Salt and pepper the tenderloin, rub it heavily with real butter and put it an aluminum foil dish like one you'd use to do a turkey. Brown it on all sides, add two-three sticks of butter, then transfer the whole thing to the grill, where the butter melts and cooks the tenderloin that you keep turning so it stays evenly brown on all sides. I am sure she has the recipe up on her website on Food Network, but when he sliced those tenderloins they looked absolutely awesome.
 
Season with salt and pepper and garlic cloves inserted into small cuts throughout the roast the night before you cook.
Let the roast come to room tmp.
375* for an hour, turn off oven (do not open it)
Leave it in a closed oven for 3 hours
Turn the oven back on for 30 or 40 minutes.
Let it rest 10 or 15 minutes.
Someone told me this method when you need to make a roast but aren't home all day to babysit it. I think he said preheat to 500 and turn off the oven and you can leave the roast in it up to 8 hours or so? Can't remember exactly but this method rings a bell. Sounded like a good method if you're at work all day.
 
Low and slow.

Yes.

Back when I was a kid I worked at the Sirloin n Brew in CR. Mid to late 70's.

They put the next day's PR in the ovens before they left for the night. Usually around midnight. Lunch the next day was 11 AM. Then at roughly 7AM when the manager would get there, first thing he'd do is put that night's PR in.

Pretty sure all they rubbed it with was salt and pepper. I want to say they cooked it fan forced at 180, can't remember for certain though. Two 2-slot ovens, 4 big ass pieces of meat.

But it was never really shorter than a 10 hour cooking time.

And they sold out of PR usually every night. Wasn't a better place in town to get it. Best I've ever had. I order it in restaurants nowadays, always tastes chewy like it was cooked way too fast.
 
Bake at 225 until the internal temperature reaches 125 degees. Then take it out and let it rest. 10 minutes before serving time, throw it in a screaming hot oven for eight minutes and it will be perfect. No further resting necessary, slice and eat.

The beauty of this method is that you can cook the roast without worrying about when it will be served. You can let it rest for up to an hour, and when the guests are ready to eat just tell them, "give me 10 minutes"and you're good to go.
 
I haven't done it any other way so not sure if it's the best but it is damn good every time. I just never tell anyone how easy it is.
Do you do any of the adjustments some of the reviews mention or do it exactly as in the recipe?
 
I have a 16 lb prime on order. I am having half of it cut into 3/4 " steaks which I'll grill, and half in the oven at 500 degrees for 15 minutes and then off for 2 hours which will bring it out at medium rare. The oven rib will be rubbed with olive oil, sea salt, crushed pepper, and fresh pressed garlic. The steaks will be seasoned with diners choice.

- [Set exercise 1]
Could you reproduce, word for word, the part of the roast discussion that opens with the words containing "Someone told me" and closes with "night's PR in."?

- [Exercise input]
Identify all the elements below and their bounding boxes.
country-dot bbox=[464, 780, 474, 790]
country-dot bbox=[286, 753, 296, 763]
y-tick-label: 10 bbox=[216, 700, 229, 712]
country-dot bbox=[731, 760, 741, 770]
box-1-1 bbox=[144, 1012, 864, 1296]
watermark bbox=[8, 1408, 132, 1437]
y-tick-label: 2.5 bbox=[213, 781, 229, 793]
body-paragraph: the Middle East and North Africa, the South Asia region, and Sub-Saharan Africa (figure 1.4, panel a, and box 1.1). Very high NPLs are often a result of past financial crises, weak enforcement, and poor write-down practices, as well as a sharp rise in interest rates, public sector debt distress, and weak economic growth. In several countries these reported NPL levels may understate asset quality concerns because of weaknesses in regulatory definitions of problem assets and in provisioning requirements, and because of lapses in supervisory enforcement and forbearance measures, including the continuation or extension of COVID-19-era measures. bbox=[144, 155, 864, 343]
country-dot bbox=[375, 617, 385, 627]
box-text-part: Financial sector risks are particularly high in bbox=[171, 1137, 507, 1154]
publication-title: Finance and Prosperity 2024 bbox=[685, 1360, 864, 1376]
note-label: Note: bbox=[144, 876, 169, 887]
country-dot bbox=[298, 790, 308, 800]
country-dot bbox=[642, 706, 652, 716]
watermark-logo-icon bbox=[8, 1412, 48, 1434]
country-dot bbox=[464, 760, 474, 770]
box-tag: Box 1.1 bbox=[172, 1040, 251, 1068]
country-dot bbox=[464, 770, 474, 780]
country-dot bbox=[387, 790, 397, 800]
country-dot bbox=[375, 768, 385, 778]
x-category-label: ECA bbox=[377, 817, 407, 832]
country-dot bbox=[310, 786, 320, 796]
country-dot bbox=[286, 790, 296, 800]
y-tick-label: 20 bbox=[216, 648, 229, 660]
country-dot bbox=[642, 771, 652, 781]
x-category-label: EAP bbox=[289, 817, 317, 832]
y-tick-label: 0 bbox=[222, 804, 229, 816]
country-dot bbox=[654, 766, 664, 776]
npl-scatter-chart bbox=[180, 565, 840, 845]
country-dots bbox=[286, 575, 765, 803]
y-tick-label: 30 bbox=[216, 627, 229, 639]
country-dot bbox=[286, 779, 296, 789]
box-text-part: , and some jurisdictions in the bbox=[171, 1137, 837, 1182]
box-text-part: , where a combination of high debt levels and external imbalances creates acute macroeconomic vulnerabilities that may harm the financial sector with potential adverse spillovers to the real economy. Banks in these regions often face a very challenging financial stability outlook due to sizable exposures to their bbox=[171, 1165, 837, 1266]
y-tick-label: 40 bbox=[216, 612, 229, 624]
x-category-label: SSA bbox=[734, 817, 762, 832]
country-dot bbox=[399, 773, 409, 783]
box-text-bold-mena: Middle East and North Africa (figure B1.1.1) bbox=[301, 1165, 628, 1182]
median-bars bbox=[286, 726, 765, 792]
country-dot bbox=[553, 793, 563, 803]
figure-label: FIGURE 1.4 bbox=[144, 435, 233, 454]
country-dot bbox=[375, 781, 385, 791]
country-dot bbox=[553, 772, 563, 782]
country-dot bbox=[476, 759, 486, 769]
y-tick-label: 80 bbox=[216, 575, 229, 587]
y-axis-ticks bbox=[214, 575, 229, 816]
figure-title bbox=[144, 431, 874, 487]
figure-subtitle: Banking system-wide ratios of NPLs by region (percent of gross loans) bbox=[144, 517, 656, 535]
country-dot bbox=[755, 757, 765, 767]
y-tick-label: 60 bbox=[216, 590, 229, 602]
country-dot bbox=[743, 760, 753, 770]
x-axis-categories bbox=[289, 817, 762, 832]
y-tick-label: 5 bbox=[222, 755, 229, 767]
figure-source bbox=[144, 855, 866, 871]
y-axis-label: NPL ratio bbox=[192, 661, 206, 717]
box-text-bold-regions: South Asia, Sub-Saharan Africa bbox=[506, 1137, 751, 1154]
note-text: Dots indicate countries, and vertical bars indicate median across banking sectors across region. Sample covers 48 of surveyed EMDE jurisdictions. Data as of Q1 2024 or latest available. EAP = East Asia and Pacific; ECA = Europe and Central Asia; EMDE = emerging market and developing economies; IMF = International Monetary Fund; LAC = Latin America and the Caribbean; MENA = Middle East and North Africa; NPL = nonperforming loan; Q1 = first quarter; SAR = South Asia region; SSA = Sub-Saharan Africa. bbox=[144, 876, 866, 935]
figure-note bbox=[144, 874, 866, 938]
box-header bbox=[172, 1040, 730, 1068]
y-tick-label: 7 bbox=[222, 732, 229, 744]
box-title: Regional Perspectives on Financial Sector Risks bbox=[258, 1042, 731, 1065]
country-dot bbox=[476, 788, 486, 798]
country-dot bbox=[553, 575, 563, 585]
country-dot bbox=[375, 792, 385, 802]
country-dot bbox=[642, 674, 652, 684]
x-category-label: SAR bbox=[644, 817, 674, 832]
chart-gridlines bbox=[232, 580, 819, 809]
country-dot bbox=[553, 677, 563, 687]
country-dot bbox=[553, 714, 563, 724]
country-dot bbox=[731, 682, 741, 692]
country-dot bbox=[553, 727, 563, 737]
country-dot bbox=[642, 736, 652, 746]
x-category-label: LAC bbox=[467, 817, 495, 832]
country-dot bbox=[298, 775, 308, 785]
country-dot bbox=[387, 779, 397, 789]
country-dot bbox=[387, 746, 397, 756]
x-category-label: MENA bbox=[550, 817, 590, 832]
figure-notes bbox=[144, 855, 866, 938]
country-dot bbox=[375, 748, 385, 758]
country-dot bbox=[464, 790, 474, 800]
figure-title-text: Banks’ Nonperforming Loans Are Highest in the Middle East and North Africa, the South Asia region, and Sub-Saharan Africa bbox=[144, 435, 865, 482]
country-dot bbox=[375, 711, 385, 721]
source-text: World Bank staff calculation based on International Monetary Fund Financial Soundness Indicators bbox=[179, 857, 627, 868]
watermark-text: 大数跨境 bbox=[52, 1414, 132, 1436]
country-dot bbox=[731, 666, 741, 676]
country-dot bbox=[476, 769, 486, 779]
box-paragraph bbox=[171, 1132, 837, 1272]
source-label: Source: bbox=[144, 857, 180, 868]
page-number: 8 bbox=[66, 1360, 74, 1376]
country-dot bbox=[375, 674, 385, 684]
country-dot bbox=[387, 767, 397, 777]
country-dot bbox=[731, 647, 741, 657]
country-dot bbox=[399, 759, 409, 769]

- [Set exercise 2]
Can you turn the part of the listing from its first line through the line containing "y-tick-label: 2.5 bbox=[213, 781, 229, 793]", both included, into a JSON list of strings, one string per line, with blank lines left out?

- [Result 1]
Someone told me this method when you need to make a roast but aren't home all day to babysit it. I think he said preheat to 500 and turn off the oven and you can leave the roast in it up to 8 hours or so? Can't remember exactly but this method rings a bell. Sounded like a good method if you're at work all day.
 
Low and slow.

Yes.

Back when I was a kid I worked at the Sirloin n Brew in CR. Mid to late 70's.

They put the next day's PR in the ovens before they left for the night. Usually around midnight. Lunch the next day was 11 AM. Then at roughly 7AM when the manager would get there, first thing he'd do is put that night's PR in.

- [Result 2]
[
  "Identify all the elements below and their bounding boxes.",
  "country-dot bbox=[464, 780, 474, 790]",
  "country-dot bbox=[286, 753, 296, 763]",
  "y-tick-label: 10 bbox=[216, 700, 229, 712]",
  "country-dot bbox=[731, 760, 741, 770]",
  "box-1-1 bbox=[144, 1012, 864, 1296]",
  "watermark bbox=[8, 1408, 132, 1437]",
  "y-tick-label: 2.5 bbox=[213, 781, 229, 793]"
]